▶ [AIM OF THE TASK]
State how many lines in the listing below include the word "shall", and add nothing besides the number.

▶ [SUPPLIED ENTRIES]

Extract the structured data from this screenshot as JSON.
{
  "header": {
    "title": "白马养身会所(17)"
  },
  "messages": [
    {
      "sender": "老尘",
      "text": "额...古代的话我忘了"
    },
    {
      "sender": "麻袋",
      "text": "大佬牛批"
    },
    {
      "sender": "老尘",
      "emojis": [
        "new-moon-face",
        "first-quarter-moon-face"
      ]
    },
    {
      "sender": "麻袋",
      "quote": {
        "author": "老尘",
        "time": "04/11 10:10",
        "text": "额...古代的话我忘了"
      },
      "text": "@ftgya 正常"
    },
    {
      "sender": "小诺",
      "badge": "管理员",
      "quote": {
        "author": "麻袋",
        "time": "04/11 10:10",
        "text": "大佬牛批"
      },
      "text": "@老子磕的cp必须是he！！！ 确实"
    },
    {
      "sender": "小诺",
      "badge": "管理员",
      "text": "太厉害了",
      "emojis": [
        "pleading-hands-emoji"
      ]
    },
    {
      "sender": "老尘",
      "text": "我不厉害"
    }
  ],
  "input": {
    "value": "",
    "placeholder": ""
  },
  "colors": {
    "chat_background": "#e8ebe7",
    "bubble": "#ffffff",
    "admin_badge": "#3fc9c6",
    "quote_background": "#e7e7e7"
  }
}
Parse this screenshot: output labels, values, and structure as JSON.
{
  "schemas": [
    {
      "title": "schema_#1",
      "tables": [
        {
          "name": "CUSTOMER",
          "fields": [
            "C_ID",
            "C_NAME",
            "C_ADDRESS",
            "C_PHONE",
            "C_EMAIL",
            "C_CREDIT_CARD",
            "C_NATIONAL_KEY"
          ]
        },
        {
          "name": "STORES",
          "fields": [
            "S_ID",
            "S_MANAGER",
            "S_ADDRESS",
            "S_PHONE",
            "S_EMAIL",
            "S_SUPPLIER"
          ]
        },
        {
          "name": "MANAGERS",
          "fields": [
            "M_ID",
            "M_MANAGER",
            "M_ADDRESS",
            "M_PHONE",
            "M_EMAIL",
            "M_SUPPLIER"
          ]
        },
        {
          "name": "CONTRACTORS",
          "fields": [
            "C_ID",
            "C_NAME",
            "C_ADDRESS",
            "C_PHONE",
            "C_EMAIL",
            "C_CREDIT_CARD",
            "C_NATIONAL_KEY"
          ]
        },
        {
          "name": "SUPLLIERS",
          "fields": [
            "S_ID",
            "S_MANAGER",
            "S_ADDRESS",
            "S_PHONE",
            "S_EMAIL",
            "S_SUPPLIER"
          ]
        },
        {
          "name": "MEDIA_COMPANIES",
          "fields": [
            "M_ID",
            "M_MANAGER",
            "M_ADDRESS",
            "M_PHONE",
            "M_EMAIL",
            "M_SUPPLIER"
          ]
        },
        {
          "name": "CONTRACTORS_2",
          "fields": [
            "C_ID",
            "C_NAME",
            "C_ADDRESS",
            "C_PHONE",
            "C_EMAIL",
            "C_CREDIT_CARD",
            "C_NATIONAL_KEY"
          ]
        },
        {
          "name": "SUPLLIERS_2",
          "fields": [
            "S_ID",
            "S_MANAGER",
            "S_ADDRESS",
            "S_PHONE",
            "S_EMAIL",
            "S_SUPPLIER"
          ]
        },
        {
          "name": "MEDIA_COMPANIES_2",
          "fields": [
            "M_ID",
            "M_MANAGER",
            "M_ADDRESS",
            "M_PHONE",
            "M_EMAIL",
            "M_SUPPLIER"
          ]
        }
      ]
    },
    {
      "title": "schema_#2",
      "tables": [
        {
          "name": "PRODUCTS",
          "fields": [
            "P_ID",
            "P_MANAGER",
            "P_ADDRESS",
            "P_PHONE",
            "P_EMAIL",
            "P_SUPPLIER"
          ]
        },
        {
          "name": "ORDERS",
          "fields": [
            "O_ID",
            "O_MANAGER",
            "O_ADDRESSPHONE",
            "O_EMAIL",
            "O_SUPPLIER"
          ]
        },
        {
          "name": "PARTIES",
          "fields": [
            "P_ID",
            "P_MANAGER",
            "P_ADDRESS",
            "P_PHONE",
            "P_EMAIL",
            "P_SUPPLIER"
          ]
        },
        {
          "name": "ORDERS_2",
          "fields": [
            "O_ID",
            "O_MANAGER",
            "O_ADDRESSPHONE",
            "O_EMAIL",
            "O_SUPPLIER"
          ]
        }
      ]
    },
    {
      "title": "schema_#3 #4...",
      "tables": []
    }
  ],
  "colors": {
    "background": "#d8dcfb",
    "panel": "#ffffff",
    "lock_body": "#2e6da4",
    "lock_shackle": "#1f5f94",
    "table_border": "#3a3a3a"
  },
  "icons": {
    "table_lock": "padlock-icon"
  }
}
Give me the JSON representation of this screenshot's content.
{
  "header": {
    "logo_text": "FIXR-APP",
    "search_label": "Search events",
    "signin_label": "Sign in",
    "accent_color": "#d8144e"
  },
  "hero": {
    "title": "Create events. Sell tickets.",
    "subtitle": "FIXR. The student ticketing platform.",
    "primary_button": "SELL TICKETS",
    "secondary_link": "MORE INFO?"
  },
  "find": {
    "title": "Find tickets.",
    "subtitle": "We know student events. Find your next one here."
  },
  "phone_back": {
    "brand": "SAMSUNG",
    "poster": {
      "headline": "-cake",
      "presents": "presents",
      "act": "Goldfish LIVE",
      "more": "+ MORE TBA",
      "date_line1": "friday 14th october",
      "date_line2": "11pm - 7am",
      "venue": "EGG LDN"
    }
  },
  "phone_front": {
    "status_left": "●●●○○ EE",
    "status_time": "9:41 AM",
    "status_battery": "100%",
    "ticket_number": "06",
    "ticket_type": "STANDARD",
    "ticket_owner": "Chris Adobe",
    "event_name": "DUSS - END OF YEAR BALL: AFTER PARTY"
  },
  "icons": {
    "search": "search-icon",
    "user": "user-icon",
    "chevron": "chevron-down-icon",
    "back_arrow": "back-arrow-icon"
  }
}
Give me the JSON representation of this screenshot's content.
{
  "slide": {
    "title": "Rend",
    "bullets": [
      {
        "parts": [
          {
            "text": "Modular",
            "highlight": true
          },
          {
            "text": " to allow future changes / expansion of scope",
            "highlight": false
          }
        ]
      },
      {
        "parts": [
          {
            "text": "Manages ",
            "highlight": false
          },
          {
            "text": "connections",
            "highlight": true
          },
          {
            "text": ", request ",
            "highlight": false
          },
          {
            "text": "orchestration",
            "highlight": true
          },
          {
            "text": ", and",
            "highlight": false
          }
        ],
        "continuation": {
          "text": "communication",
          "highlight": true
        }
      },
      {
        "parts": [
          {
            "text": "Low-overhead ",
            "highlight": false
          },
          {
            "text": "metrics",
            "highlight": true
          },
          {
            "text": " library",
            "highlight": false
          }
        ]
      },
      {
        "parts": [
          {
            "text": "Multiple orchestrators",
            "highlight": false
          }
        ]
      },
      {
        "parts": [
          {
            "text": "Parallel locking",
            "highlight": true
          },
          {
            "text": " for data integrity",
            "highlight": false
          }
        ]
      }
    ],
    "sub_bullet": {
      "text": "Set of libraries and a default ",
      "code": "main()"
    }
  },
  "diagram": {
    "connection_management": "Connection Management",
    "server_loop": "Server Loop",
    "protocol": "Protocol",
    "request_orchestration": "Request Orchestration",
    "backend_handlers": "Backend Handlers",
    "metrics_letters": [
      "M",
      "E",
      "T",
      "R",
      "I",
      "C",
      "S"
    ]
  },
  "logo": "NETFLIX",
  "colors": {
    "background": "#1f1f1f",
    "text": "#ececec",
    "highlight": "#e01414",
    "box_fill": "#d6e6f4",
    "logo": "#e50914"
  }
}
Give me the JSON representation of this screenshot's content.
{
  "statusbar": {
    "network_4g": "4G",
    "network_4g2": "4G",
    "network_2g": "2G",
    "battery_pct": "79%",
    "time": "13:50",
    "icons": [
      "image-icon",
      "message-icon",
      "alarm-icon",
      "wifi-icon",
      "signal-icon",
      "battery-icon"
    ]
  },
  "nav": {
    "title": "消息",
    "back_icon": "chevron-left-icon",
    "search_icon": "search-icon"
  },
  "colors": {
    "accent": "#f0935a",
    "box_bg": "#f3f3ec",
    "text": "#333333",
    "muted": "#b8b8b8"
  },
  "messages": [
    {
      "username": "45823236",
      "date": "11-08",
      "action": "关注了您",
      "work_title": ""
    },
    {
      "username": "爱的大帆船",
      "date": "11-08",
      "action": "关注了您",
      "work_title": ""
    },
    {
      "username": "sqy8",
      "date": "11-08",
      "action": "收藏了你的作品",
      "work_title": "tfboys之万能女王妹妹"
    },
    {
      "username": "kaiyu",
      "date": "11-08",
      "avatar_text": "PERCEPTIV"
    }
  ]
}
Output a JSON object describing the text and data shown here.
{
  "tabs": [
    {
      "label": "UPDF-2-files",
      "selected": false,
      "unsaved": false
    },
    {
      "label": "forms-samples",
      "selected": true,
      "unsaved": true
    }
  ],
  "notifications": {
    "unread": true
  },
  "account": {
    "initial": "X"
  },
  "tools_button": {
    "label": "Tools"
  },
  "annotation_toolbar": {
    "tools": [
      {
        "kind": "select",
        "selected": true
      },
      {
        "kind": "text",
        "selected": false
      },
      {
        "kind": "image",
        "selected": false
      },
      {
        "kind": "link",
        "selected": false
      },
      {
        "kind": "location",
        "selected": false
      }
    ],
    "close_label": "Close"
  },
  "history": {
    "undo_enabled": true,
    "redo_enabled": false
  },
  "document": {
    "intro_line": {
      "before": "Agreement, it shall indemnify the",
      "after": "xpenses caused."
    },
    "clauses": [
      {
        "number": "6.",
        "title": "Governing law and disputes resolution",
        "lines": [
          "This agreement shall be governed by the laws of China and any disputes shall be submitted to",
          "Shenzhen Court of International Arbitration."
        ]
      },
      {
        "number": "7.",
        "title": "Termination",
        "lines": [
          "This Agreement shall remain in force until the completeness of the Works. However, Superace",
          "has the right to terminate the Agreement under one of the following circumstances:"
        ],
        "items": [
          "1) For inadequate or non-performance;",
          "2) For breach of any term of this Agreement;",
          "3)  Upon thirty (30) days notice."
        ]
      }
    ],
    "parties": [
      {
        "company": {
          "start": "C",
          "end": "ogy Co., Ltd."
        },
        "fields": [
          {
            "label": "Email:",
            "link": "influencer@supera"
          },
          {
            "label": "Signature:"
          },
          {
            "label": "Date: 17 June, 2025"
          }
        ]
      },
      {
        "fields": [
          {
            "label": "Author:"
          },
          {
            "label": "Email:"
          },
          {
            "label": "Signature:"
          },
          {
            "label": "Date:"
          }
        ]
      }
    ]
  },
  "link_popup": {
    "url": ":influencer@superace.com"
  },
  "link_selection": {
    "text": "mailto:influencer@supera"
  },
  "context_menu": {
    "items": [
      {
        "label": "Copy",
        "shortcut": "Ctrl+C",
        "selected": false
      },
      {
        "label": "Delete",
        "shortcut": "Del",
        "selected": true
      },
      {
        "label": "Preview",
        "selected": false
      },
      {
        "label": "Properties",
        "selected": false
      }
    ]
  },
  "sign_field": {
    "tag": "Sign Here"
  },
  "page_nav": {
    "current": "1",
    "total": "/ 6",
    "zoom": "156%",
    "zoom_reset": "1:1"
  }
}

▶ [ANSWER BELOW]
3